→ Data records

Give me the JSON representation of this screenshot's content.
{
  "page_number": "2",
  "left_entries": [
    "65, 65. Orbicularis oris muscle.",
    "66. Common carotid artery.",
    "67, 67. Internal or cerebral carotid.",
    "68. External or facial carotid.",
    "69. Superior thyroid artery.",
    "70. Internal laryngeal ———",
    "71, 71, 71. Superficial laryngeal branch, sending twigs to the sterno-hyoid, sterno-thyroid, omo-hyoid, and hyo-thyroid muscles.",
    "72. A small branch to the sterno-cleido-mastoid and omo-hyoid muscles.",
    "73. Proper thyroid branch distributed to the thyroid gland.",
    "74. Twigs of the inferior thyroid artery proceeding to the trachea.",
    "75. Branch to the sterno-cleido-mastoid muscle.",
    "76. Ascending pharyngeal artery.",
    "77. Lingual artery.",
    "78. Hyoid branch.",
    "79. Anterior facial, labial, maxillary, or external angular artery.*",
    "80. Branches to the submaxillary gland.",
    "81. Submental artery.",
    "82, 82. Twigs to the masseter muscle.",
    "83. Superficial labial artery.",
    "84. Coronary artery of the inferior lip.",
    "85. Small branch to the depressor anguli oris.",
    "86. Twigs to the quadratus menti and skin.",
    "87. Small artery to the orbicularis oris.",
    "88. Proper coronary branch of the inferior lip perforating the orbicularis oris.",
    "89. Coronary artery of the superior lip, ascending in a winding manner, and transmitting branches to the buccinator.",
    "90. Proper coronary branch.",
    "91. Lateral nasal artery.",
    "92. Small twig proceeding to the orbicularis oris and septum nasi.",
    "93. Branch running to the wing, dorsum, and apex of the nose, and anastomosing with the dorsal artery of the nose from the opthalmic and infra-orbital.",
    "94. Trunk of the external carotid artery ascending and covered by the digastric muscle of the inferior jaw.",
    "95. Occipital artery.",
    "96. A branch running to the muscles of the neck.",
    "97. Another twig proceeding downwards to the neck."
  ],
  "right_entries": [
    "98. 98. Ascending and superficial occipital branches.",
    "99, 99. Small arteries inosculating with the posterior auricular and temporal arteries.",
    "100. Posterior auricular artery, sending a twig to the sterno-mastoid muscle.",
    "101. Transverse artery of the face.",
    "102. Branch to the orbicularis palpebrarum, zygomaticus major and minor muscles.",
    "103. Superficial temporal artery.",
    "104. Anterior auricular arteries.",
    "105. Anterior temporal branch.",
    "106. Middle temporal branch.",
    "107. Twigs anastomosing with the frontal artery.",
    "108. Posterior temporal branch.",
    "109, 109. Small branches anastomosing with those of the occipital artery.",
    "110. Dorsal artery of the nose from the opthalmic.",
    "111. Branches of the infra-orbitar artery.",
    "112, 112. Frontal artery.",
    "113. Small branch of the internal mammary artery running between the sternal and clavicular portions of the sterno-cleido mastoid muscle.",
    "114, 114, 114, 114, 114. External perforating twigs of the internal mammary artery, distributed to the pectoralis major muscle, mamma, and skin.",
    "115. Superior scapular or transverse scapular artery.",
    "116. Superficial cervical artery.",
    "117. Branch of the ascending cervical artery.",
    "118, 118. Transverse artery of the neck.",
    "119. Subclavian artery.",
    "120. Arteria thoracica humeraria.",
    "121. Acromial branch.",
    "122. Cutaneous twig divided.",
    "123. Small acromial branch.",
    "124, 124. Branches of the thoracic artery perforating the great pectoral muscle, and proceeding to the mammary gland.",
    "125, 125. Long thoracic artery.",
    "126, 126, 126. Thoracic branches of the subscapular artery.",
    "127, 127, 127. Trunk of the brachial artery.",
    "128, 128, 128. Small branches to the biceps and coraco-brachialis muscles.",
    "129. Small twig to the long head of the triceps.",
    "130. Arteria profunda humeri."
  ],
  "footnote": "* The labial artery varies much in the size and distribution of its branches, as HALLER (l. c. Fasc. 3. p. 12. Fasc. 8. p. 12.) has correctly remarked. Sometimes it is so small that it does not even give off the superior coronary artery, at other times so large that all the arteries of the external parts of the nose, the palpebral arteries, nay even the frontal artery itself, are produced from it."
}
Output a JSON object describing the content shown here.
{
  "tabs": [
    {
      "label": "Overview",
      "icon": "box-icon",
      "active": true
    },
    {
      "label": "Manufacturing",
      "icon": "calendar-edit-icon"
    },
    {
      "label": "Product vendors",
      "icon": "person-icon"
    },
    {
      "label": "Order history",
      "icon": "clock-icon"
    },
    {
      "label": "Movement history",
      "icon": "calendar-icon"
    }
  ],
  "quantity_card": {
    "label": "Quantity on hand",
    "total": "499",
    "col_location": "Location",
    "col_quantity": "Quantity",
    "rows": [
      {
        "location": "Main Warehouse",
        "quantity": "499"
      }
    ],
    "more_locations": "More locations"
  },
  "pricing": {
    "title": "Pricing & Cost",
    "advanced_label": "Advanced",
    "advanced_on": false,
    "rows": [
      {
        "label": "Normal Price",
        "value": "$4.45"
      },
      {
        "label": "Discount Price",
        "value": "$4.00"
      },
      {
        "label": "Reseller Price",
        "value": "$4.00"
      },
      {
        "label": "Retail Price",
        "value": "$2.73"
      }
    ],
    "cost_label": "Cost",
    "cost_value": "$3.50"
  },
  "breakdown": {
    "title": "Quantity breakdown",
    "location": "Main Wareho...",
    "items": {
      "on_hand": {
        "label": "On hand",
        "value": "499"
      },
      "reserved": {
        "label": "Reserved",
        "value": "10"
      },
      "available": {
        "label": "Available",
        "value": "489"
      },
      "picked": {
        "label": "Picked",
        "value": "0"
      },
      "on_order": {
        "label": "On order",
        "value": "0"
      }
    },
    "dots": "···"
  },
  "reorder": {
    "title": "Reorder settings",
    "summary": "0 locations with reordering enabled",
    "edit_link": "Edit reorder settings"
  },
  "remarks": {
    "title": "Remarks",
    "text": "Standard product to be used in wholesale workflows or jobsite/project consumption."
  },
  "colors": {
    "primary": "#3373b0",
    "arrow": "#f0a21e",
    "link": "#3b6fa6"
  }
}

→ Your goal
Show the lines of the records that include the string "thyroid".

→ Solved exercise
    "69. Superior thyroid artery.",
    "71, 71, 71. Superficial laryngeal branch, sending twigs to the sterno-hyoid, sterno-thyroid, omo-hyoid, and hyo-thyroid muscles.",
    "73. Proper thyroid branch distributed to the thyroid gland.",
    "74. Twigs of the inferior thyroid artery proceeding to the trachea.",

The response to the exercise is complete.